### AIM OF THE TASK:
Output all of the entries below precisely as written.

### DATASET:
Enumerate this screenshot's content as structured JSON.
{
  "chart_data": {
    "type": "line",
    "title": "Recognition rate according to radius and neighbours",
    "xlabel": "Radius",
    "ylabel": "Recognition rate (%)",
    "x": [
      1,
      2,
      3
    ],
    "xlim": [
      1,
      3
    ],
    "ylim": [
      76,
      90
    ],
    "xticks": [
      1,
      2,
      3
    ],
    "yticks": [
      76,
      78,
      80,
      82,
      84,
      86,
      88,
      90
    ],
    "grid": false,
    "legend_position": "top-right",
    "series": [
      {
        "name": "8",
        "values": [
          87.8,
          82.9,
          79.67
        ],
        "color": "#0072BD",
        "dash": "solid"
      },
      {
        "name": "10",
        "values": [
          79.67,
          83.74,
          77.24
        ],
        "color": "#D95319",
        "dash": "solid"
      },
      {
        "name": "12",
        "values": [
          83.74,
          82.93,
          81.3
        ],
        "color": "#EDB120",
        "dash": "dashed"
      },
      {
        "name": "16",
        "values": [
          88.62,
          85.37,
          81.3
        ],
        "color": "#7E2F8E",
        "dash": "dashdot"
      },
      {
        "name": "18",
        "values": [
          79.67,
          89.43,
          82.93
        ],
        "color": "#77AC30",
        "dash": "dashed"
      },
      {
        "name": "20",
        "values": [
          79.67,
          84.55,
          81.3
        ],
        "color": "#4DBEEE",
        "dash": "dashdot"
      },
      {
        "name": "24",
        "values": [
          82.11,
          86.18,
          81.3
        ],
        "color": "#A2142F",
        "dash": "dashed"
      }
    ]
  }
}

### FINISHED ANSWER:
Enumerate this screenshot's content as structured JSON.
{
  "chart_data": {
    "type": "line",
    "title": "Recognition rate according to radius and neighbours",
    "xlabel": "Radius",
    "ylabel": "Recognition rate (%)",
    "x": [
      1,
      2,
      3
    ],
    "xlim": [
      1,
      3
    ],
    "ylim": [
      76,
      90
    ],
    "xticks": [
      1,
      2,
      3
    ],
    "yticks": [
      76,
      78,
      80,
      82,
      84,
      86,
      88,
      90
    ],
    "grid": false,
    "legend_position": "top-right",
    "series": [
      {
        "name": "8",
        "values": [
          87.8,
          82.9,
          79.67
        ],
        "color": "#0072BD",
        "dash": "solid"
      },
      {
        "name": "10",
        "values": [
          79.67,
          83.74,
          77.24
        ],
        "color": "#D95319",
        "dash": "solid"
      },
      {
        "name": "12",
        "values": [
          83.74,
          82.93,
          81.3
        ],
        "color": "#EDB120",
        "dash": "dashed"
      },
      {
        "name": "16",
        "values": [
          88.62,
          85.37,
          81.3
        ],
        "color": "#7E2F8E",
        "dash": "dashdot"
      },
      {
        "name": "18",
        "values": [
          79.67,
          89.43,
          82.93
        ],
        "color": "#77AC30",
        "dash": "dashed"
      },
      {
        "name": "20",
        "values": [
          79.67,
          84.55,
          81.3
        ],
        "color": "#4DBEEE",
        "dash": "dashdot"
      },
      {
        "name": "24",
        "values": [
          82.11,
          86.18,
          81.3
        ],
        "color": "#A2142F",
        "dash": "dashed"
      }
    ]
  }
}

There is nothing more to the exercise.